** START Items **

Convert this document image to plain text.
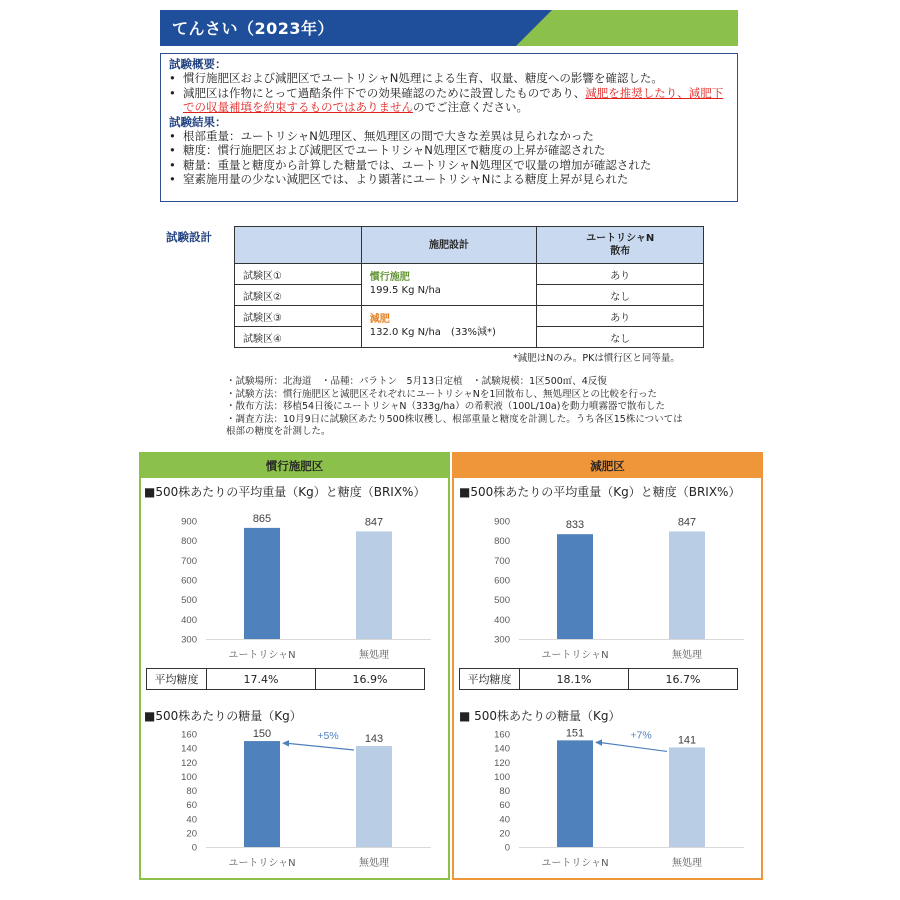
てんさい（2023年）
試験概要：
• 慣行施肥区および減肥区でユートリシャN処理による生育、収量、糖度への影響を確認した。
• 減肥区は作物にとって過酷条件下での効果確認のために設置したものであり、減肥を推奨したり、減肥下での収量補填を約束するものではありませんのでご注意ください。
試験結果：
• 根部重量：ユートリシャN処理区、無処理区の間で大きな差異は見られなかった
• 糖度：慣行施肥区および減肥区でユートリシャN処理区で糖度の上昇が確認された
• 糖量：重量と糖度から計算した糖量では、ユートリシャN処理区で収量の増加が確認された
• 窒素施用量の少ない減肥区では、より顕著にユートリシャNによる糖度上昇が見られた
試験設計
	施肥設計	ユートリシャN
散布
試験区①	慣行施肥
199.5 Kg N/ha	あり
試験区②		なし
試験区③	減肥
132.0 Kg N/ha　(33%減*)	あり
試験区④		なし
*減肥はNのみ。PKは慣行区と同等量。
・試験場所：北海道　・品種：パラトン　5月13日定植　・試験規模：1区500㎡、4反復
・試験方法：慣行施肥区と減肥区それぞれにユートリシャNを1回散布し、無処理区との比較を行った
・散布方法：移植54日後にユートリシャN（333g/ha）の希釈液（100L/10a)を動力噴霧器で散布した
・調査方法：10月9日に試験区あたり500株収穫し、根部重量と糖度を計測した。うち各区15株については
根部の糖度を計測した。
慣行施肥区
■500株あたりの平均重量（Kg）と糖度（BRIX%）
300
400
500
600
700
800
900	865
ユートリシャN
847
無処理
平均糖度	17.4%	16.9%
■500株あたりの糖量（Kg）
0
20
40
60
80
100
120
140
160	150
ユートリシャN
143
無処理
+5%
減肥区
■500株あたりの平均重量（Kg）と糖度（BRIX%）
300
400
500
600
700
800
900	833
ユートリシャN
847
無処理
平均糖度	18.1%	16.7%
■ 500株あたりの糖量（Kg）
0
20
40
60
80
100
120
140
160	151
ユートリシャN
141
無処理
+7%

** END Items **
** START Items **

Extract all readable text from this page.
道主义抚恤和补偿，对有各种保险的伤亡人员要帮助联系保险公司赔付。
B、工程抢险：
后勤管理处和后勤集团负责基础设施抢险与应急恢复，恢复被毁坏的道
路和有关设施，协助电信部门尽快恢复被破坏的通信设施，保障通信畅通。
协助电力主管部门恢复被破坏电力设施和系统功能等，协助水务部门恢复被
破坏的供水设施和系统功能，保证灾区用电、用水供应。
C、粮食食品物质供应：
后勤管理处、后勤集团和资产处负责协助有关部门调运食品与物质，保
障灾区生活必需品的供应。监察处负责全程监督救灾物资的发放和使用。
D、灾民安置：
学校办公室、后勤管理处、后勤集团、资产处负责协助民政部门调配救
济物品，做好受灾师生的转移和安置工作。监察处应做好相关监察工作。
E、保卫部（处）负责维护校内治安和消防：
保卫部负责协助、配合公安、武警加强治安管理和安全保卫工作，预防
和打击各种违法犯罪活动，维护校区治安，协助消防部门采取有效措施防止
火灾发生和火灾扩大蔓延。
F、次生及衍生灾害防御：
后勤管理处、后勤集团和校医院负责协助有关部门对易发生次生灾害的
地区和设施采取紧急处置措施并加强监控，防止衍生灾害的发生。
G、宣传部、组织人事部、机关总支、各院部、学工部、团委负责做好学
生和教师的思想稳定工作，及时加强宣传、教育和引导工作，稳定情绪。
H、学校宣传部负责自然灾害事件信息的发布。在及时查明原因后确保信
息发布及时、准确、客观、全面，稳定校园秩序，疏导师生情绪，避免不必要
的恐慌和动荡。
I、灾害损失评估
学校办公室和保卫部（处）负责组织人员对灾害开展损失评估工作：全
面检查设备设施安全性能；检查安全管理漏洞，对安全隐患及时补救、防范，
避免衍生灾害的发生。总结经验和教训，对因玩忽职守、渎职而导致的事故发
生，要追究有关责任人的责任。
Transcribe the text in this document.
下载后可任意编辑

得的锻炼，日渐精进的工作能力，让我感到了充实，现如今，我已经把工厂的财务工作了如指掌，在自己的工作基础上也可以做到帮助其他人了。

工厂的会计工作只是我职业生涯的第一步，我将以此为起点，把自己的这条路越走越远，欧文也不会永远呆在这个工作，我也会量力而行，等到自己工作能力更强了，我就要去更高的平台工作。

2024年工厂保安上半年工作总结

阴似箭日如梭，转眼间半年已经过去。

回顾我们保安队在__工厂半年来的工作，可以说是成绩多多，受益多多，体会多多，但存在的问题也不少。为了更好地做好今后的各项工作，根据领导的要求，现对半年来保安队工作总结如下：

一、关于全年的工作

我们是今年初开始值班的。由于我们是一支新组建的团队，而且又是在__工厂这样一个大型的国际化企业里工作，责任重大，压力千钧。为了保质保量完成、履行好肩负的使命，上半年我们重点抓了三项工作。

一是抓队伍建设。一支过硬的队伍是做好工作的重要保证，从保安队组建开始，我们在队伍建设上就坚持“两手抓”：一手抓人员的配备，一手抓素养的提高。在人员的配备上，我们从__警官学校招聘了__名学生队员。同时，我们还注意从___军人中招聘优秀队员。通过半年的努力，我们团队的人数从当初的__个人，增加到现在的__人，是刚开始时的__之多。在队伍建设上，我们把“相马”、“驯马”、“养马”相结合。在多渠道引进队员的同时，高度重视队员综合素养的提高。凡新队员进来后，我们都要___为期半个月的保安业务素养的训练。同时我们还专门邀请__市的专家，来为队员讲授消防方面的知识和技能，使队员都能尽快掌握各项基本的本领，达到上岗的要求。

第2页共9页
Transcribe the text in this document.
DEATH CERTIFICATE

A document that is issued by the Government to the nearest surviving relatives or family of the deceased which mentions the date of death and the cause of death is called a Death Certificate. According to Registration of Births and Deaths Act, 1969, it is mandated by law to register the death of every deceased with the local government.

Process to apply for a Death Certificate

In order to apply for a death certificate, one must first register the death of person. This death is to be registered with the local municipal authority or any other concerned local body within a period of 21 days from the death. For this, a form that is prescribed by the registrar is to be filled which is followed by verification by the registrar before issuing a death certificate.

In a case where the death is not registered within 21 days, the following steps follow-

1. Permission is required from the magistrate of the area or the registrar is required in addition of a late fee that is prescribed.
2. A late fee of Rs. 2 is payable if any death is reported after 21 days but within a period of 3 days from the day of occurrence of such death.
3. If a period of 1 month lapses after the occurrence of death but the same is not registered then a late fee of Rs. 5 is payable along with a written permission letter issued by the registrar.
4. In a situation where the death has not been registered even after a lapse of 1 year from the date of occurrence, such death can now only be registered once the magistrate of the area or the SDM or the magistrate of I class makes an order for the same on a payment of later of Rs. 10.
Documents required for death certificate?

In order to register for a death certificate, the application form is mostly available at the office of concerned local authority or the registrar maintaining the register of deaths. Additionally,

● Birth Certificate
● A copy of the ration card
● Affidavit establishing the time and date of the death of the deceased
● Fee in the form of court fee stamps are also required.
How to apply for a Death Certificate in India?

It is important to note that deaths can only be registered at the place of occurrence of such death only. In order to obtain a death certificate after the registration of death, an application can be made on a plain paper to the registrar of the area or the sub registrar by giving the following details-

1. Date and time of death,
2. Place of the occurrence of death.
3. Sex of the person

** END Items **

# What you should do
Copy every line of the listing containing the string "only".

# Answer to the exercise
4. In a situation where the death has not been registered even after a lapse of 1 year from the date of occurrence, such death can now only be registered once the magistrate of the area or the SDM or the magistrate of I class makes an order for the same on a payment of later of Rs. 10.
It is important to note that deaths can only be registered at the place of occurrence of such death only. In order to obtain a death certificate after the registration of death, an application can be made on a plain paper to the registrar of the area or the sub registrar by giving the following details-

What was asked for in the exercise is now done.